* Start TASK INPUTS *

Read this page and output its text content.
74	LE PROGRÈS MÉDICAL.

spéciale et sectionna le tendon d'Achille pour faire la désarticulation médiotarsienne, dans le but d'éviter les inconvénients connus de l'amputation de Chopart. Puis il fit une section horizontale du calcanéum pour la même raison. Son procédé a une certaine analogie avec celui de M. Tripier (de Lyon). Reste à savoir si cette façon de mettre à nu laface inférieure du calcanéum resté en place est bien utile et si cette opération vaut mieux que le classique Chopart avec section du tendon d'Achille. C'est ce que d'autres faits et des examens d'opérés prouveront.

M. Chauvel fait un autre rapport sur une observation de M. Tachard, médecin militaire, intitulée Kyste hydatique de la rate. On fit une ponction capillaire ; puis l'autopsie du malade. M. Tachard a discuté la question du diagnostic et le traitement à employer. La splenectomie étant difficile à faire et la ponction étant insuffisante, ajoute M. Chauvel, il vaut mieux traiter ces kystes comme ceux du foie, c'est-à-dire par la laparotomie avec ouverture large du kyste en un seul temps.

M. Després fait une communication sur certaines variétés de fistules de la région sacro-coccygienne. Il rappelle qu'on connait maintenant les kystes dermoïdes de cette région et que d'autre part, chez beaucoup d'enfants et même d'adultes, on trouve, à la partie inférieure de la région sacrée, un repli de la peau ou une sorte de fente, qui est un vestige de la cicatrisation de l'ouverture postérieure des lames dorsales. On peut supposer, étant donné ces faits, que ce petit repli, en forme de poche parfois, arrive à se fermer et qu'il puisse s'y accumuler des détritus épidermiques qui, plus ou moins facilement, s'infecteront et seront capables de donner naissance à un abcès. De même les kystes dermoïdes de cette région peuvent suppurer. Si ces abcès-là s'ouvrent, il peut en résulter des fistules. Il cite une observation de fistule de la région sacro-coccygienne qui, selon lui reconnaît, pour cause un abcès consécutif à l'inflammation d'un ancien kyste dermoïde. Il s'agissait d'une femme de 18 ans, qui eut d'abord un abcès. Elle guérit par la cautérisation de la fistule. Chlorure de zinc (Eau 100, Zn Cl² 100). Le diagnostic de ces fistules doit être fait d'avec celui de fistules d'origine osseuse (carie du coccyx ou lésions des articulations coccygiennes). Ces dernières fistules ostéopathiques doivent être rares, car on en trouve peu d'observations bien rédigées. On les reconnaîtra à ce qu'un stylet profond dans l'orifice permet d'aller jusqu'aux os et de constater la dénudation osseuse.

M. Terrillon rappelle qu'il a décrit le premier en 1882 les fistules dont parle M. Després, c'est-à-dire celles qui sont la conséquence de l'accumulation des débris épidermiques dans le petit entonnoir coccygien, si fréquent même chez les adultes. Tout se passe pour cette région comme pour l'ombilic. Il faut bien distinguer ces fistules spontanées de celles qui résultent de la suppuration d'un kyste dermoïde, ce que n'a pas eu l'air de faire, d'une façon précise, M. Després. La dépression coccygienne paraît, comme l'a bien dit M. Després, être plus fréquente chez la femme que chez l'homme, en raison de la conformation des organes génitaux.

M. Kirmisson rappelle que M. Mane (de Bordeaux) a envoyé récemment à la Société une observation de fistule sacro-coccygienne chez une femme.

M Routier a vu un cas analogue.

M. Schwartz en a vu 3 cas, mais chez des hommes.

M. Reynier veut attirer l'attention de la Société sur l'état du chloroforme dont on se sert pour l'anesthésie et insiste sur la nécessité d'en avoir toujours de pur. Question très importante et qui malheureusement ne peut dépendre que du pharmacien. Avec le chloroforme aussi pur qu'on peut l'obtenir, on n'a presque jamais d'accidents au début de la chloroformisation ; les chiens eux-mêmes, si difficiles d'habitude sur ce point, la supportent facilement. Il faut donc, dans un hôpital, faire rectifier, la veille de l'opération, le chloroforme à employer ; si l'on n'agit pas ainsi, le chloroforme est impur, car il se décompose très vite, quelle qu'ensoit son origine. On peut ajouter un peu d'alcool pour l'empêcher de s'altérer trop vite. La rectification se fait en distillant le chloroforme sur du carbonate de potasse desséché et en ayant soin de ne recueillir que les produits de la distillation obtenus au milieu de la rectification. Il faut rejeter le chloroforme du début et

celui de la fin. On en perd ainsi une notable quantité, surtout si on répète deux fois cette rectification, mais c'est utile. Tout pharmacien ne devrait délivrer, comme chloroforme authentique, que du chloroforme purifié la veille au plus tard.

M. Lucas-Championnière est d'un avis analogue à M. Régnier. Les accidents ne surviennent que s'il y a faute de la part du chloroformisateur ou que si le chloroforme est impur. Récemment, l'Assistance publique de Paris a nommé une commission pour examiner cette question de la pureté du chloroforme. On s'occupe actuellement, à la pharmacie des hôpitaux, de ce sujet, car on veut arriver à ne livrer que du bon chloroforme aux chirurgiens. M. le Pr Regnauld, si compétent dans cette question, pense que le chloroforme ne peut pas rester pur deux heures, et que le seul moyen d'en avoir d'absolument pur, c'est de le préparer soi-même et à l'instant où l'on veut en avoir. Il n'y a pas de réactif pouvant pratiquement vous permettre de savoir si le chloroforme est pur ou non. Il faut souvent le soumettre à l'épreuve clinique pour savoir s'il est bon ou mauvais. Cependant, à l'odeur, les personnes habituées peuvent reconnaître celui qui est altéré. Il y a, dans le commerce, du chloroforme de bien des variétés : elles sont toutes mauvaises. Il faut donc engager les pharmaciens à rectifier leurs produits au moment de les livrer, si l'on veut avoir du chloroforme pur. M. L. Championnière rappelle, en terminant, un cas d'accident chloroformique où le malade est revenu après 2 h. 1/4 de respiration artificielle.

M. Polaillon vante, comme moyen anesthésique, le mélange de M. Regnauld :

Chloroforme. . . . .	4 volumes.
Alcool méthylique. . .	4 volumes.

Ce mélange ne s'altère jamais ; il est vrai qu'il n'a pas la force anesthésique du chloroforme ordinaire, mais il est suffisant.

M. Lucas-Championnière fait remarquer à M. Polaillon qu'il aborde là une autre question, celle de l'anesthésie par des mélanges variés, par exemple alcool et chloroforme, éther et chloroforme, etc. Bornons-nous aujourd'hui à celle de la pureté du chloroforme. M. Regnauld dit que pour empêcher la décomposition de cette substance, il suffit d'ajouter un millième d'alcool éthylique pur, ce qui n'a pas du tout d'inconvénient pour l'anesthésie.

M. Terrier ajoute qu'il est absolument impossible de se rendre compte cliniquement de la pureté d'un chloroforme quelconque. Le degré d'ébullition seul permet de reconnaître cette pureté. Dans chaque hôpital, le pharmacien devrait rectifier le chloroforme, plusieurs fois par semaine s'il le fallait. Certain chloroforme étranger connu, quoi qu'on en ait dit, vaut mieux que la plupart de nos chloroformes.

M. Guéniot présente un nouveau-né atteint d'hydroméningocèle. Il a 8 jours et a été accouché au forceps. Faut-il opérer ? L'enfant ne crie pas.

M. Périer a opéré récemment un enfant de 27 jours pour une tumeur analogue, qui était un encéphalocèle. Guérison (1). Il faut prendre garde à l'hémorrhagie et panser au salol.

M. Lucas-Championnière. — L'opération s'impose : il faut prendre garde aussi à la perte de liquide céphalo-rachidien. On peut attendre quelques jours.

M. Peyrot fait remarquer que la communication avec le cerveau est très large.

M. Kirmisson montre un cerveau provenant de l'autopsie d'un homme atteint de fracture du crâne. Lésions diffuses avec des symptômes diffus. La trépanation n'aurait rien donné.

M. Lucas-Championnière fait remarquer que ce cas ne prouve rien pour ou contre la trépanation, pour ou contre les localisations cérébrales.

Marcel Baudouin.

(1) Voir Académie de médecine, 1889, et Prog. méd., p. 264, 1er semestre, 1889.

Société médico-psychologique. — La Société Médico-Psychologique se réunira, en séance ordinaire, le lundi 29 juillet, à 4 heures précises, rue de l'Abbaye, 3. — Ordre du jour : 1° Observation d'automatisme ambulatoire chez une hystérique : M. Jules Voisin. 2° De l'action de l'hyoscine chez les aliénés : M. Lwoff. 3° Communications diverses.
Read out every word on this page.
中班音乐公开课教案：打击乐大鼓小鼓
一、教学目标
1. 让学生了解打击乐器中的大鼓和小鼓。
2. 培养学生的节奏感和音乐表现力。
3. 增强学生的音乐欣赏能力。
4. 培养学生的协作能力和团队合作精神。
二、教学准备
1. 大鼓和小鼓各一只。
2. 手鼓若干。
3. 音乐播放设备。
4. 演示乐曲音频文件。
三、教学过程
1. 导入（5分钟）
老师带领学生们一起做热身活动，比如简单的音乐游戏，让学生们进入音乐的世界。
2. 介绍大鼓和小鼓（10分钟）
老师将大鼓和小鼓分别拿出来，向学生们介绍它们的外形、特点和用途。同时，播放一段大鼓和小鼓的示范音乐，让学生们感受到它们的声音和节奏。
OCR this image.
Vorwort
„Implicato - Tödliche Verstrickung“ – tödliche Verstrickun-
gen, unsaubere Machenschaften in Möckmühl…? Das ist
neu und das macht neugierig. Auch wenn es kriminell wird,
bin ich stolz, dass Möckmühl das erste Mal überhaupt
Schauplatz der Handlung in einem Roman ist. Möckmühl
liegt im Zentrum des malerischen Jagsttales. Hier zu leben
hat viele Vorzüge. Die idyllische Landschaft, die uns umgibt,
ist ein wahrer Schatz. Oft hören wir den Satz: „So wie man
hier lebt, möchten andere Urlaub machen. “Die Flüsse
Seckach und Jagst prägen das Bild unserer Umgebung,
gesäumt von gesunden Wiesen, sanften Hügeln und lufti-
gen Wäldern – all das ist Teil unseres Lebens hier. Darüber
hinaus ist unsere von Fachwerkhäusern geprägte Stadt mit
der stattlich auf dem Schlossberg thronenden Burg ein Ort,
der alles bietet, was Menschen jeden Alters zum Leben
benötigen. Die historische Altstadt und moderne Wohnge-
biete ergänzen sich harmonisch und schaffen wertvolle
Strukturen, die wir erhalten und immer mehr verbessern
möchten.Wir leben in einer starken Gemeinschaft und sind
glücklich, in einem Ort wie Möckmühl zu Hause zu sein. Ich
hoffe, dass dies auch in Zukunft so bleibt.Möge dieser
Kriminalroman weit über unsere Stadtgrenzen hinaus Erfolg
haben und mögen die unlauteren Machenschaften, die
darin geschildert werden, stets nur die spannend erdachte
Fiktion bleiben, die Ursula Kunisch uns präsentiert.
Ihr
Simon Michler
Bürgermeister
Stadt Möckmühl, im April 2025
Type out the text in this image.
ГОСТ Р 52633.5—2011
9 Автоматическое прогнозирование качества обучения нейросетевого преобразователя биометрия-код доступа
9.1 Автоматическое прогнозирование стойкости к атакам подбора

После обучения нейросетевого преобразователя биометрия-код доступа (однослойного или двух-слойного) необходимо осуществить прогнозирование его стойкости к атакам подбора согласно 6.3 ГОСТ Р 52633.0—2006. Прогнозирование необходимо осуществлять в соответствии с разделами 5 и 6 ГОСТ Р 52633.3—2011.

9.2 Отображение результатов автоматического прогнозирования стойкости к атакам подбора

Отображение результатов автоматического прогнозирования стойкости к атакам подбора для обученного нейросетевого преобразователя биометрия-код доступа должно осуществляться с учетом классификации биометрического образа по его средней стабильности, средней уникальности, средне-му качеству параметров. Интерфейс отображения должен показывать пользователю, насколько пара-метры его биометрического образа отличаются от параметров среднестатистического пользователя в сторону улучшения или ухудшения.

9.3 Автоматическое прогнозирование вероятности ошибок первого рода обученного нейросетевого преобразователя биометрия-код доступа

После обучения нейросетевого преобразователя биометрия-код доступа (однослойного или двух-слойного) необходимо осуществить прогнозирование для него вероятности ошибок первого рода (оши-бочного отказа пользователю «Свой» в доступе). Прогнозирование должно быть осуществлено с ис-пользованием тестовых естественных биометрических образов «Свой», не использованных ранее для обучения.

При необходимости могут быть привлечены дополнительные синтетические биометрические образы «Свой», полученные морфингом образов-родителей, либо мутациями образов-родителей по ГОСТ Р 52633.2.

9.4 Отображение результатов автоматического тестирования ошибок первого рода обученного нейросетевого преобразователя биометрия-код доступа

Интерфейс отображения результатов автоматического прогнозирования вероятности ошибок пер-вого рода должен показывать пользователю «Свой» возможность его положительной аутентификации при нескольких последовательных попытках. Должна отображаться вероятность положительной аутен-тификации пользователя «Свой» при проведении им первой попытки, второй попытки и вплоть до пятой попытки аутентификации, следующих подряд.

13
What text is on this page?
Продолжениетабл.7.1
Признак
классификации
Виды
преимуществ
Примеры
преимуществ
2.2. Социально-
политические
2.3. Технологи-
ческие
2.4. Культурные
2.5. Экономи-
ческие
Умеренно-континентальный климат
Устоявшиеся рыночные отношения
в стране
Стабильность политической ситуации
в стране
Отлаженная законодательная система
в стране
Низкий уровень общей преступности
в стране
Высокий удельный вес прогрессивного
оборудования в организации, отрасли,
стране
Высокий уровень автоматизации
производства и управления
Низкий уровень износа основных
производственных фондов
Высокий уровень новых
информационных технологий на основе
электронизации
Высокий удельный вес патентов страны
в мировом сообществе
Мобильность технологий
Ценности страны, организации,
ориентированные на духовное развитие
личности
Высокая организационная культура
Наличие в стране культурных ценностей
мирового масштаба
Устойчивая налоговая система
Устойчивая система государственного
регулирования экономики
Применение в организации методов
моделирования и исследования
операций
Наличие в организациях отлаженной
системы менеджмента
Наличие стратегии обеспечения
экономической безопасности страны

* End TASK INPUTS *

STATED TASK:
Locate the word "möchten" in the entries, and copy every line where it is found.

ANSWER TO THIS EXERCISE:
hier lebt, möchten andere Urlaub machen. “Die Flüsse
möchten.Wir leben in einer starken Gemeinschaft und sind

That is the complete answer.